Copy nothing but the text: repeat each entry exactly and drop the images.
* start DATASET *
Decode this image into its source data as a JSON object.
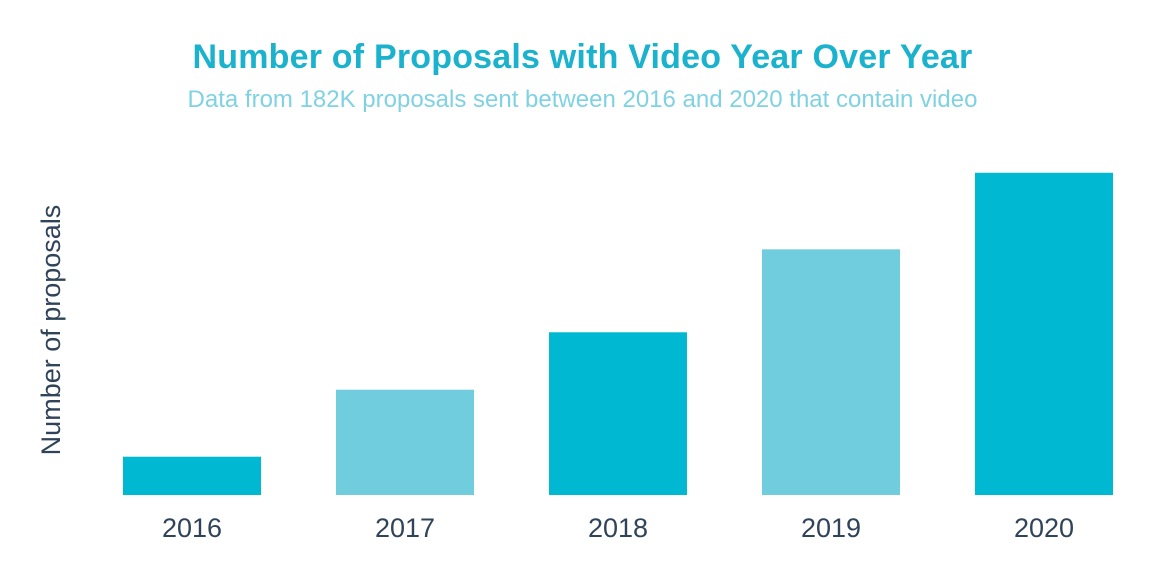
{
  "chart_data": {
    "type": "bar",
    "title": "Number of Proposals with Video Year Over Year",
    "subtitle": "Data from 182K proposals sent between 2016 and 2020 that contain video",
    "xlabel": "",
    "ylabel": "Number of proposals",
    "categories": [
      "2016",
      "2017",
      "2018",
      "2019",
      "2020"
    ],
    "values": [
      12,
      33,
      51,
      77,
      101
    ],
    "ylim": [
      0,
      105
    ],
    "grid": false,
    "legend": "none",
    "bar_colors": [
      "#00b8d1",
      "#6fcddd",
      "#00b8d1",
      "#6fcddd",
      "#00b8d1"
    ]
  },
  "colors": {
    "title": "#1ab2cc",
    "subtitle": "#7fd2e2",
    "axis_text": "#2f4359"
  }
}
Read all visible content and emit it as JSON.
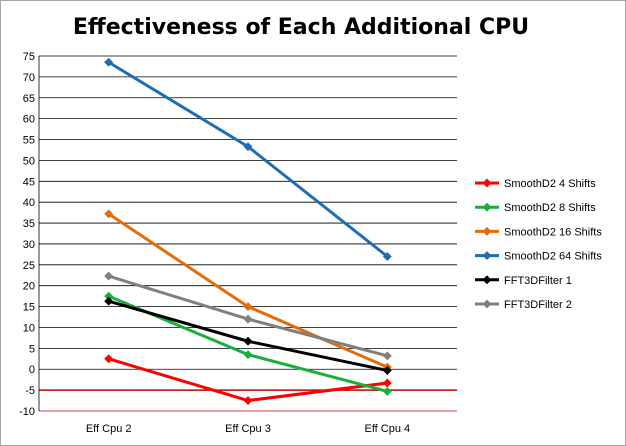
{
  "chart_data": {
    "type": "line",
    "title": "Effectiveness of Each Additional CPU",
    "xlabel": "",
    "ylabel": "",
    "categories": [
      "Eff Cpu 2",
      "Eff Cpu 3",
      "Eff Cpu 4"
    ],
    "ylim": [
      -10,
      75
    ],
    "yticks": [
      75,
      70,
      65,
      60,
      55,
      50,
      45,
      40,
      35,
      30,
      25,
      20,
      15,
      10,
      5,
      0,
      -5,
      -10
    ],
    "grid": true,
    "legend_position": "right",
    "series": [
      {
        "name": "SmoothD2 4 Shifts",
        "color": "#ff0000",
        "values": [
          2.5,
          -7.5,
          -3.3
        ]
      },
      {
        "name": "SmoothD2 8 Shifts",
        "color": "#1aaf3c",
        "values": [
          17.5,
          3.5,
          -5.3
        ]
      },
      {
        "name": "SmoothD2 16 Shifts",
        "color": "#e46c0a",
        "values": [
          37.2,
          15.0,
          0.5
        ]
      },
      {
        "name": "SmoothD2 64 Shifts",
        "color": "#1f6cb5",
        "values": [
          73.5,
          53.3,
          27.0
        ]
      },
      {
        "name": "FFT3DFilter 1",
        "color": "#000000",
        "values": [
          16.3,
          6.7,
          -0.3
        ]
      },
      {
        "name": "FFT3DFilter 2",
        "color": "#808080",
        "values": [
          22.3,
          12.0,
          3.2
        ]
      }
    ]
  }
}
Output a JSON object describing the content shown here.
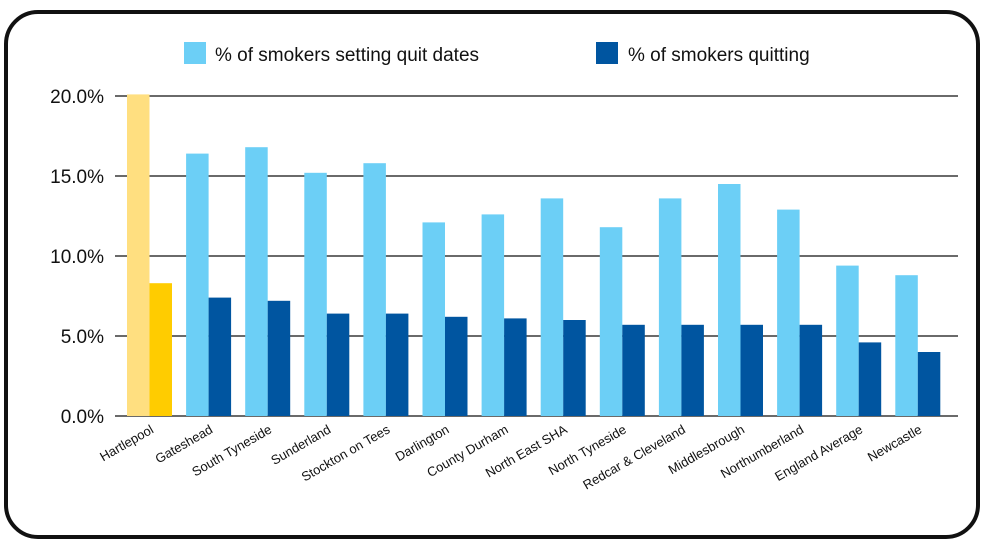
{
  "chart_data": {
    "type": "bar",
    "categories": [
      "Hartlepool",
      "Gateshead",
      "South Tyneside",
      "Sunderland",
      "Stockton on Tees",
      "Darlington",
      "County Durham",
      "North East SHA",
      "North Tyneside",
      "Redcar & Cleveland",
      "Middlesbrough",
      "Northumberland",
      "England Average",
      "Newcastle"
    ],
    "series": [
      {
        "name": "% of smokers setting quit dates",
        "color": "#6ccff6",
        "values": [
          20.1,
          16.4,
          16.8,
          15.2,
          15.8,
          12.1,
          12.6,
          13.6,
          11.8,
          13.6,
          14.5,
          12.9,
          9.4,
          8.8
        ]
      },
      {
        "name": "% of smokers quitting",
        "color": "#0055a0",
        "values": [
          8.3,
          7.4,
          7.2,
          6.4,
          6.4,
          6.2,
          6.1,
          6.0,
          5.7,
          5.7,
          5.7,
          5.7,
          4.6,
          4.0
        ]
      }
    ],
    "highlight": {
      "category": "Hartlepool",
      "colors": [
        "#ffdf80",
        "#ffcc00"
      ]
    },
    "yticks": [
      "0.0%",
      "5.0%",
      "10.0%",
      "15.0%",
      "20.0%"
    ],
    "ylim": [
      0,
      20
    ],
    "grid": true,
    "legend_position": "top"
  }
}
* end DATASET *
COMPLETED TASK:
Decode this image into its source data as a JSON object.
{
  "chart_data": {
    "type": "bar",
    "title": "Number of Proposals with Video Year Over Year",
    "subtitle": "Data from 182K proposals sent between 2016 and 2020 that contain video",
    "xlabel": "",
    "ylabel": "Number of proposals",
    "categories": [
      "2016",
      "2017",
      "2018",
      "2019",
      "2020"
    ],
    "values": [
      12,
      33,
      51,
      77,
      101
    ],
    "ylim": [
      0,
      105
    ],
    "grid": false,
    "legend": "none",
    "bar_colors": [
      "#00b8d1",
      "#6fcddd",
      "#00b8d1",
      "#6fcddd",
      "#00b8d1"
    ]
  },
  "colors": {
    "title": "#1ab2cc",
    "subtitle": "#7fd2e2",
    "axis_text": "#2f4359"
  }
}
Read all visible content and emit it as JSON.
{
  "chart_data": {
    "type": "line",
    "title": "Effectiveness of Each Additional CPU",
    "xlabel": "",
    "ylabel": "",
    "categories": [
      "Eff Cpu 2",
      "Eff Cpu 3",
      "Eff Cpu 4"
    ],
    "ylim": [
      -10,
      75
    ],
    "yticks": [
      75,
      70,
      65,
      60,
      55,
      50,
      45,
      40,
      35,
      30,
      25,
      20,
      15,
      10,
      5,
      0,
      -5,
      -10
    ],
    "grid": true,
    "legend_position": "right",
    "series": [
      {
        "name": "SmoothD2 4 Shifts",
        "color": "#ff0000",
        "values": [
          2.5,
          -7.5,
          -3.3
        ]
      },
      {
        "name": "SmoothD2 8 Shifts",
        "color": "#1aaf3c",
        "values": [
          17.5,
          3.5,
          -5.3
        ]
      },
      {
        "name": "SmoothD2 16 Shifts",
        "color": "#e46c0a",
        "values": [
          37.2,
          15.0,
          0.5
        ]
      },
      {
        "name": "SmoothD2 64 Shifts",
        "color": "#1f6cb5",
        "values": [
          73.5,
          53.3,
          27.0
        ]
      },
      {
        "name": "FFT3DFilter 1",
        "color": "#000000",
        "values": [
          16.3,
          6.7,
          -0.3
        ]
      },
      {
        "name": "FFT3DFilter 2",
        "color": "#808080",
        "values": [
          22.3,
          12.0,
          3.2
        ]
      }
    ]
  }
}
Output a JSON object describing the content shown here.
{
  "chart_data": {
    "type": "bar",
    "categories": [
      "Hartlepool",
      "Gateshead",
      "South Tyneside",
      "Sunderland",
      "Stockton on Tees",
      "Darlington",
      "County Durham",
      "North East SHA",
      "North Tyneside",
      "Redcar & Cleveland",
      "Middlesbrough",
      "Northumberland",
      "England Average",
      "Newcastle"
    ],
    "series": [
      {
        "name": "% of smokers setting quit dates",
        "color": "#6ccff6",
        "values": [
          20.1,
          16.4,
          16.8,
          15.2,
          15.8,
          12.1,
          12.6,
          13.6,
          11.8,
          13.6,
          14.5,
          12.9,
          9.4,
          8.8
        ]
      },
      {
        "name": "% of smokers quitting",
        "color": "#0055a0",
        "values": [
          8.3,
          7.4,
          7.2,
          6.4,
          6.4,
          6.2,
          6.1,
          6.0,
          5.7,
          5.7,
          5.7,
          5.7,
          4.6,
          4.0
        ]
      }
    ],
    "highlight": {
      "category": "Hartlepool",
      "colors": [
        "#ffdf80",
        "#ffcc00"
      ]
    },
    "yticks": [
      "0.0%",
      "5.0%",
      "10.0%",
      "15.0%",
      "20.0%"
    ],
    "ylim": [
      0,
      20
    ],
    "grid": true,
    "legend_position": "top"
  }
}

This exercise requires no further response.